RECORDS FOR THE TASK -
>>>>>

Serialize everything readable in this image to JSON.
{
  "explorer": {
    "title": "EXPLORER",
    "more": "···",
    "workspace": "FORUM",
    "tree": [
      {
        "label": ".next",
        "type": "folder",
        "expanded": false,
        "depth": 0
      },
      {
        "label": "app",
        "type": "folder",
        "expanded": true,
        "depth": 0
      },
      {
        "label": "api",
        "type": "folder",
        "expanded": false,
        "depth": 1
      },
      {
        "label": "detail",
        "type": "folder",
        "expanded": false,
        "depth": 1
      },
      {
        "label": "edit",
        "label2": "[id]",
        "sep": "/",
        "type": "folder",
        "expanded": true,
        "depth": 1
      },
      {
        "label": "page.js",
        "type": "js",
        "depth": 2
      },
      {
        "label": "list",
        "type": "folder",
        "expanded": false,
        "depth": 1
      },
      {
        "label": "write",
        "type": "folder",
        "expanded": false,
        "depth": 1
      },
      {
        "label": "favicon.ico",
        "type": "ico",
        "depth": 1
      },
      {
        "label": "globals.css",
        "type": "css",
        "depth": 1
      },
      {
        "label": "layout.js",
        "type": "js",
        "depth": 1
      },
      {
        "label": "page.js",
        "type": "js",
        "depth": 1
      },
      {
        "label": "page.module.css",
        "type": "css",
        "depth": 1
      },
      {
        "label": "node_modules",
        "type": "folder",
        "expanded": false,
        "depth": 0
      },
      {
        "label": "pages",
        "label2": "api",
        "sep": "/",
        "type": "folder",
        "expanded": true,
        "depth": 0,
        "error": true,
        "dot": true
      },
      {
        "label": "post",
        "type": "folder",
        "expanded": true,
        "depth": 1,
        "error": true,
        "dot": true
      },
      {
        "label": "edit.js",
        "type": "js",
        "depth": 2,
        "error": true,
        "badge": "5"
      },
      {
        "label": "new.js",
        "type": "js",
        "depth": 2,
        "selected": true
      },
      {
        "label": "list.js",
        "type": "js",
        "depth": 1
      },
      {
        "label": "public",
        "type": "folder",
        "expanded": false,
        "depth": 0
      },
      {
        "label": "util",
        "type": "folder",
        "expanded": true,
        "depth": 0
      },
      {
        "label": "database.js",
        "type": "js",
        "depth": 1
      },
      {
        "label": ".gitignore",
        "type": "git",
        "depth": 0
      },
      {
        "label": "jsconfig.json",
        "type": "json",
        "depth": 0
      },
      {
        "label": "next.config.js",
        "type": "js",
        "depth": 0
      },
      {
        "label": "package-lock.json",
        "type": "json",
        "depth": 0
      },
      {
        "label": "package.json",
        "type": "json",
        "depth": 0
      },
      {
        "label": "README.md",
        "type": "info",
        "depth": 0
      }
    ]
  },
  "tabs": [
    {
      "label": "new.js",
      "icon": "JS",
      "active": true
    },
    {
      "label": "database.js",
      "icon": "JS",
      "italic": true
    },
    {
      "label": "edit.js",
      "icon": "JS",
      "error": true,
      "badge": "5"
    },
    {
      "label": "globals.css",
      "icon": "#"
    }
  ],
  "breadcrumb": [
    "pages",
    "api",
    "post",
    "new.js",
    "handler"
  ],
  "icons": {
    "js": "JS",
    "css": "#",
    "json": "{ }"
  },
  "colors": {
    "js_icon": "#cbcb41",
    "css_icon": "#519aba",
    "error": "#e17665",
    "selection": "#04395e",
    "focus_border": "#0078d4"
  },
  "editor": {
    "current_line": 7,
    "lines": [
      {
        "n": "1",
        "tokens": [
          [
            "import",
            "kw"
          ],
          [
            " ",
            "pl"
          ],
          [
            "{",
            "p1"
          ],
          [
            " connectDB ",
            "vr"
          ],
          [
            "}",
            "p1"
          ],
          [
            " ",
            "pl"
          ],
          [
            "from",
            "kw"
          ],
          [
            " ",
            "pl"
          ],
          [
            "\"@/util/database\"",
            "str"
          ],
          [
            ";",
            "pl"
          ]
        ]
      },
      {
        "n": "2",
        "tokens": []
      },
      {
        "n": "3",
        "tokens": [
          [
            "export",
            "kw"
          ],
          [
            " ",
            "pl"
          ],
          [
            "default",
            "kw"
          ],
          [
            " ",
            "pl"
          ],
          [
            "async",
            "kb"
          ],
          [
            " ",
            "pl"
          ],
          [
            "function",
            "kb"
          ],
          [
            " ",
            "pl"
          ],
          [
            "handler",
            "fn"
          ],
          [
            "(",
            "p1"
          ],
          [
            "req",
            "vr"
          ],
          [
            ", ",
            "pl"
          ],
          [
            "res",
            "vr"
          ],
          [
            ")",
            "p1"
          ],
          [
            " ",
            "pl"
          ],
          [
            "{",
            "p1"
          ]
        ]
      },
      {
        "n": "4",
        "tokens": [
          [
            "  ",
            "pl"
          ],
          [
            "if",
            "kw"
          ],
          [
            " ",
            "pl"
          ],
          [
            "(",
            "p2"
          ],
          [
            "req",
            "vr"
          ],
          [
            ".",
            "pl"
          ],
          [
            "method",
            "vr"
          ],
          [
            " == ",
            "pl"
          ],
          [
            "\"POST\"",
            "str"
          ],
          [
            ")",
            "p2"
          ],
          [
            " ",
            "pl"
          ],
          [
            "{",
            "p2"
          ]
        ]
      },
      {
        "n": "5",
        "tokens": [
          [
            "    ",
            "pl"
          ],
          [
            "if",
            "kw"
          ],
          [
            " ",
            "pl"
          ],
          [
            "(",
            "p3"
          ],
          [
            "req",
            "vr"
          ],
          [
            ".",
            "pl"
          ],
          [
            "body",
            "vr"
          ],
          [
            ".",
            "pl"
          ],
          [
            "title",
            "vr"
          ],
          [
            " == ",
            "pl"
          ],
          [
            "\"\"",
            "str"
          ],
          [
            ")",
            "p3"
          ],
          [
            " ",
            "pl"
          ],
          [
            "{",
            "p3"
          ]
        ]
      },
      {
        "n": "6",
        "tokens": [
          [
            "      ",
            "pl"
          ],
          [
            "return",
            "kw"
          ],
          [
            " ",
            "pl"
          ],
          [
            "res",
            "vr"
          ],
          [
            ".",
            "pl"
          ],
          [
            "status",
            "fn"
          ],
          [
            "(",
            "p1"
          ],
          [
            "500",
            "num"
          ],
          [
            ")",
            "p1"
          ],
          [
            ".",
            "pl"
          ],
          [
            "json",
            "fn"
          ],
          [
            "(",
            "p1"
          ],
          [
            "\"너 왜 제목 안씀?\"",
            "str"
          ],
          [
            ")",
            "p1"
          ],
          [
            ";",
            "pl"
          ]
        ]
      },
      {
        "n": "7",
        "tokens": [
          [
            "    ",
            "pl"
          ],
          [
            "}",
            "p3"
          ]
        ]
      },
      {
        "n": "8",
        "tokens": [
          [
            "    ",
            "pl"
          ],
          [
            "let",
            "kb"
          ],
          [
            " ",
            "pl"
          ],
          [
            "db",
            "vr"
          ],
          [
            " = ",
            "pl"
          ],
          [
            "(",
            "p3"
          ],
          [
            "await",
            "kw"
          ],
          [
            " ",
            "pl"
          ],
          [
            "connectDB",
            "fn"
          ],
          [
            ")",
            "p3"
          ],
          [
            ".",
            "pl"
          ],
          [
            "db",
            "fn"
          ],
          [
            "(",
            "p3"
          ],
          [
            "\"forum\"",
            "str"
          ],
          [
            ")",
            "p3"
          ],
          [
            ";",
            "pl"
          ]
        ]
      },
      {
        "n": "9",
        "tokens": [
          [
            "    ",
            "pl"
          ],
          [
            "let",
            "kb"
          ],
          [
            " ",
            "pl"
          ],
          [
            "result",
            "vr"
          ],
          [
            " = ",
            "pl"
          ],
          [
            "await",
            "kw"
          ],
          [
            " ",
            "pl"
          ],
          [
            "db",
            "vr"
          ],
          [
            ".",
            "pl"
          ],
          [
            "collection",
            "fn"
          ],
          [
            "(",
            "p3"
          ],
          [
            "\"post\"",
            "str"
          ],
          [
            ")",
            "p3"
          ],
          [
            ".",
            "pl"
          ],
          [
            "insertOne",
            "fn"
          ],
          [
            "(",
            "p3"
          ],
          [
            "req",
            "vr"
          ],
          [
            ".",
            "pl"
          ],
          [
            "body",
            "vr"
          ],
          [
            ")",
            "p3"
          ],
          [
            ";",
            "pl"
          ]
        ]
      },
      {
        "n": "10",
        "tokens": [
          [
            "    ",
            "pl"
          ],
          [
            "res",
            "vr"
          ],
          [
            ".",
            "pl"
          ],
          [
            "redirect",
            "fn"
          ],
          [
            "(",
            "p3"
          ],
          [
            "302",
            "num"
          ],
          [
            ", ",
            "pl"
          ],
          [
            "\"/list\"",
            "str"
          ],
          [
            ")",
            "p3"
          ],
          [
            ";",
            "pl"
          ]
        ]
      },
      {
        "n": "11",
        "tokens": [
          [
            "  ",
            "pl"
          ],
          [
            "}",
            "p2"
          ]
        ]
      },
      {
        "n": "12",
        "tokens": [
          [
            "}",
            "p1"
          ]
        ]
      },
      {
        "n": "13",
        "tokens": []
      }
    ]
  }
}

<<<<<

WHAT THIS TASK INVOLVES - Within the listing above, find every line containing the string "database" and return it.

RESPONSE BELOW -
        "label": "database.js",
      "label": "database.js",
            "\"@/util/database\"",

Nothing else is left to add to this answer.